● **Exercise instructions**
Give every line of the records below as a JSON list of strings, one string per line, leaving out blank lines and the pictures.

--- Begin Stored rows ---

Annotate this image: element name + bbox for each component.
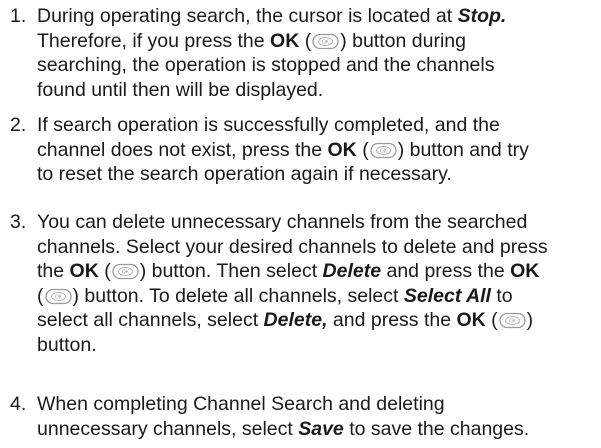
- svg-text:OK: OK: [380, 148, 388, 154]
- svg-text:OK: OK: [54, 294, 62, 300]
- line: the OK (OK) button. Then select Delete a…: [37, 260, 540, 282]
- line: If search operation is successfully comp…: [37, 114, 500, 136]
- ok-key-icon: OK: [44, 288, 72, 305]
- line: searching, the operation is stopped and …: [37, 54, 495, 76]
- item-number: 1.: [10, 5, 27, 27]
- item-text: During operating search, the cursor is l…: [37, 4, 597, 102]
- line: found until then will be displayed.: [37, 78, 324, 101]
- line: to reset the search operation again if n…: [37, 163, 452, 185]
- item-text: When completing Channel Search and delet…: [37, 392, 597, 441]
- ok-key-icon: OK: [499, 312, 526, 329]
- stop-term: Stop.: [457, 5, 507, 27]
- line: channel does not exist, press the OK (OK…: [37, 138, 529, 161]
- save-term: Save: [298, 417, 344, 440]
- ok-term: OK: [510, 260, 540, 282]
- line: When completing Channel Search and delet…: [37, 393, 445, 415]
- item-number: 4.: [10, 393, 27, 415]
- delete-term: Delete: [322, 260, 382, 282]
- item-number: 2.: [10, 114, 27, 136]
- ok-key-icon: OK: [312, 33, 339, 50]
- line: During operating search, the cursor is l…: [37, 5, 507, 27]
- ok-key-icon: OK: [370, 142, 397, 159]
- line: button.: [37, 333, 97, 356]
- ok-term: OK: [327, 138, 357, 161]
- line: You can delete unnecessary channels from…: [37, 211, 528, 233]
- ok-key-icon: OK: [112, 263, 139, 280]
- svg-text:OK: OK: [509, 319, 517, 325]
- delete-term: Delete,: [263, 309, 328, 331]
- svg-text:OK: OK: [122, 270, 130, 276]
- svg-text:OK: OK: [322, 39, 330, 45]
- item-number: 3.: [10, 211, 27, 233]
- item-text: You can delete unnecessary channels from…: [37, 210, 597, 357]
- line: channels. Select your desired channels t…: [37, 235, 548, 258]
- line: unnecessary channels, select Save to sav…: [37, 417, 530, 440]
- line: select all channels, select Delete, and …: [37, 309, 534, 331]
- line: (OK) button. To delete all channels, sel…: [37, 284, 513, 307]
- ok-term: OK: [270, 29, 300, 52]
- line: Therefore, if you press the OK (OK) butt…: [37, 29, 466, 52]
- select-all-term: Select All: [403, 284, 491, 307]
- ok-term: OK: [456, 309, 486, 331]
- ok-term: OK: [69, 260, 99, 282]
- item-text: If search operation is successfully comp…: [37, 113, 597, 187]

--- End Stored rows ---

● **Response to this task**
[
  "Annotate this image: element name + bbox for each component.",
  "- svg-text:OK: OK: [380, 148, 388, 154]",
  "- svg-text:OK: OK: [54, 294, 62, 300]",
  "- line: the OK (OK) button. Then select Delete a…: [37, 260, 540, 282]",
  "- line: If search operation is successfully comp…: [37, 114, 500, 136]",
  "- ok-key-icon: OK: [44, 288, 72, 305]",
  "- line: searching, the operation is stopped and …: [37, 54, 495, 76]",
  "- item-number: 1.: [10, 5, 27, 27]",
  "- item-text: During operating search, the cursor is l…: [37, 4, 597, 102]",
  "- line: found until then will be displayed.: [37, 78, 324, 101]",
  "- line: to reset the search operation again if n…: [37, 163, 452, 185]",
  "- item-text: When completing Channel Search and delet…: [37, 392, 597, 441]",
  "- ok-key-icon: OK: [499, 312, 526, 329]",
  "- stop-term: Stop.: [457, 5, 507, 27]",
  "- line: channel does not exist, press the OK (OK…: [37, 138, 529, 161]",
  "- save-term: Save: [298, 417, 344, 440]",
  "- ok-term: OK: [510, 260, 540, 282]",
  "- line: When completing Channel Search and delet…: [37, 393, 445, 415]",
  "- item-number: 4.: [10, 393, 27, 415]",
  "- delete-term: Delete: [322, 260, 382, 282]",
  "- item-number: 2.: [10, 114, 27, 136]",
  "- ok-key-icon: OK: [312, 33, 339, 50]",
  "- line: During operating search, the cursor is l…: [37, 5, 507, 27]",
  "- ok-key-icon: OK: [370, 142, 397, 159]",
  "- line: button.: [37, 333, 97, 356]",
  "- ok-term: OK: [327, 138, 357, 161]",
  "- line: You can delete unnecessary channels from…: [37, 211, 528, 233]",
  "- ok-key-icon: OK: [112, 263, 139, 280]",
  "- svg-text:OK: OK: [509, 319, 517, 325]",
  "- delete-term: Delete,: [263, 309, 328, 331]",
  "- svg-text:OK: OK: [122, 270, 130, 276]",
  "- svg-text:OK: OK: [322, 39, 330, 45]",
  "- item-number: 3.: [10, 211, 27, 233]",
  "- item-text: You can delete unnecessary channels from…: [37, 210, 597, 357]",
  "- line: channels. Select your desired channels t…: [37, 235, 548, 258]",
  "- line: unnecessary channels, select Save to sav…: [37, 417, 530, 440]",
  "- line: select all channels, select Delete, and …: [37, 309, 534, 331]",
  "- line: (OK) button. To delete all channels, sel…: [37, 284, 513, 307]",
  "- ok-term: OK: [270, 29, 300, 52]",
  "- line: Therefore, if you press the OK (OK) butt…: [37, 29, 466, 52]",
  "- select-all-term: Select All: [403, 284, 491, 307]",
  "- ok-term: OK: [456, 309, 486, 331]",
  "- ok-term: OK: [69, 260, 99, 282]",
  "- item-text: If search operation is successfully comp…: [37, 113, 597, 187]"
]